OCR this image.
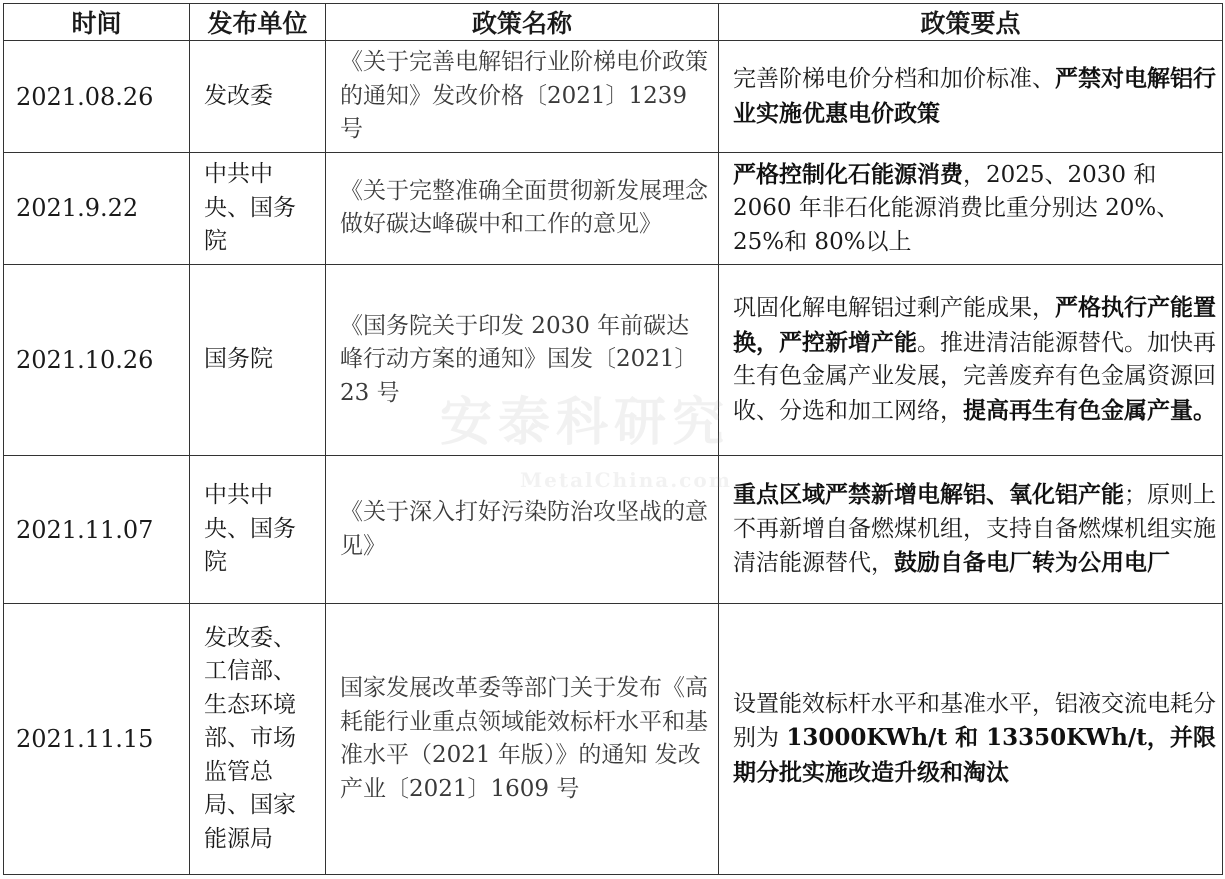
时间	发布单位	政策名称	政策要点
2021.08.26	发改委	《关于完善电解铝行业阶梯电价政策的通知》发改价格〔2021〕1239 号	完善阶梯电价分档和加价标准、严禁对电解铝行业实施优惠电价政策
2021.9.22	中共中央、国务院	《关于完整准确全面贯彻新发展理念做好碳达峰碳中和工作的意见》	严格控制化石能源消费，2025、2030 和 2060 年非石化能源消费比重分别达 20%、25%和 80%以上
2021.10.26	国务院	《国务院关于印发 2030 年前碳达峰行动方案的通知》国发〔2021〕23 号	巩固化解电解铝过剩产能成果，严格执行产能置换，严控新增产能。推进清洁能源替代。加快再生有色金属产业发展，完善废弃有色金属资源回收、分选和加工网络，提高再生有色金属产量。
2021.11.07	中共中央、国务院	《关于深入打好污染防治攻坚战的意见》	重点区域严禁新增电解铝、氧化铝产能；原则上不再新增自备燃煤机组，支持自备燃煤机组实施清洁能源替代，鼓励自备电厂转为公用电厂
2021.11.15	发改委、工信部、生态环境部、市场监管总局、国家能源局	国家发展改革委等部门关于发布《高耗能行业重点领域能效标杆水平和基准水平（2021 年版）》的通知 发改产业〔2021〕1609 号	设置能效标杆水平和基准水平，铝液交流电耗分别为 13000KWh/t 和 13350KWh/t，并限期分批实施改造升级和淘汰
安泰科研究
MetalChina.com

> THE REQUEST
Read through the lines above and collect those that contain the string "中共中央".

> THE RESPONSE
2021.9.22	中共中央、国务院	《关于完整准确全面贯彻新发展理念做好碳达峰碳中和工作的意见》	严格控制化石能源消费，2025、2030 和 2060 年非石化能源消费比重分别达 20%、25%和 80%以上
2021.11.07	中共中央、国务院	《关于深入打好污染防治攻坚战的意见》	重点区域严禁新增电解铝、氧化铝产能；原则上不再新增自备燃煤机组，支持自备燃煤机组实施清洁能源替代，鼓励自备电厂转为公用电厂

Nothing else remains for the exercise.